• _GIVEN ENTRIES_
_ _ _
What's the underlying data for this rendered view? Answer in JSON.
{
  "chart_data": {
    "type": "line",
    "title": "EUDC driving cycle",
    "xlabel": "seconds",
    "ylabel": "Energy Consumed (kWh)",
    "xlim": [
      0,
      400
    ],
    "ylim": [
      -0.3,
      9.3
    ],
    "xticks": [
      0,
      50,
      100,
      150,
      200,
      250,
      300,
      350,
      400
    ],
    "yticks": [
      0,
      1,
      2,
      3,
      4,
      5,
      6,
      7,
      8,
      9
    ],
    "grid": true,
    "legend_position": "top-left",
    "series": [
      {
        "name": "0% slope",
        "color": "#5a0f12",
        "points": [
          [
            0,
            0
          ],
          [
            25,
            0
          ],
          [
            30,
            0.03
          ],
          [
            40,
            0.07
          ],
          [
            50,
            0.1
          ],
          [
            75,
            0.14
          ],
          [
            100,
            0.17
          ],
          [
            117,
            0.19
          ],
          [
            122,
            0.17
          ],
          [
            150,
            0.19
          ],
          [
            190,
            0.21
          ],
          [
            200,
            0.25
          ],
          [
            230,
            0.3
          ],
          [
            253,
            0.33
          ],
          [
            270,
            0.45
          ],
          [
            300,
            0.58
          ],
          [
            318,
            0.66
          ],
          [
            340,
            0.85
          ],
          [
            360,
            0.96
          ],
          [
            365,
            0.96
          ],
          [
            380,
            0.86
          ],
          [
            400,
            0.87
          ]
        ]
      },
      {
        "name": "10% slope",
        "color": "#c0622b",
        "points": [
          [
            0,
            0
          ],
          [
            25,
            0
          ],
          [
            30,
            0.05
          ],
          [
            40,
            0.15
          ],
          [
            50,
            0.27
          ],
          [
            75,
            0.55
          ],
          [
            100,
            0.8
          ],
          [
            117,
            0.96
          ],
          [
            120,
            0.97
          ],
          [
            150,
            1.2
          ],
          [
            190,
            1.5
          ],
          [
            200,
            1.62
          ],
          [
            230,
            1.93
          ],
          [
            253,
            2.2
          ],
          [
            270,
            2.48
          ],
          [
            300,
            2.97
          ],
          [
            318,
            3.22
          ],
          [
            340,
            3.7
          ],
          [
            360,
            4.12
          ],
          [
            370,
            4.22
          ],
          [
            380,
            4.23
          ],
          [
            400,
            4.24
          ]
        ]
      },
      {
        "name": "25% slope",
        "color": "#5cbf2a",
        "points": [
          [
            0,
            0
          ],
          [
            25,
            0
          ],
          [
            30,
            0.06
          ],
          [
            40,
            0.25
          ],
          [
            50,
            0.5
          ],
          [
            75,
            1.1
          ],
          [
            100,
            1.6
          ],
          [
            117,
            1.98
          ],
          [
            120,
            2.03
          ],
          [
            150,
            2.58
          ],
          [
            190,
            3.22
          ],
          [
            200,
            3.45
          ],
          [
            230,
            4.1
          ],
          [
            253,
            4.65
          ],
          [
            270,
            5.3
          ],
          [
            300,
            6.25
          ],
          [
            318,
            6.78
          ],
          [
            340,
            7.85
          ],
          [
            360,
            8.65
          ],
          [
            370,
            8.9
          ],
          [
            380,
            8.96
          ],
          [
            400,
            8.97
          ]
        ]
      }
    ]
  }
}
_ _ _
• _GIVEN EXERCISE_
Find each line holding the word "slope" and copy it.

• _THE RESULT_
        "name": "0% slope",
        "name": "10% slope",
        "name": "25% slope",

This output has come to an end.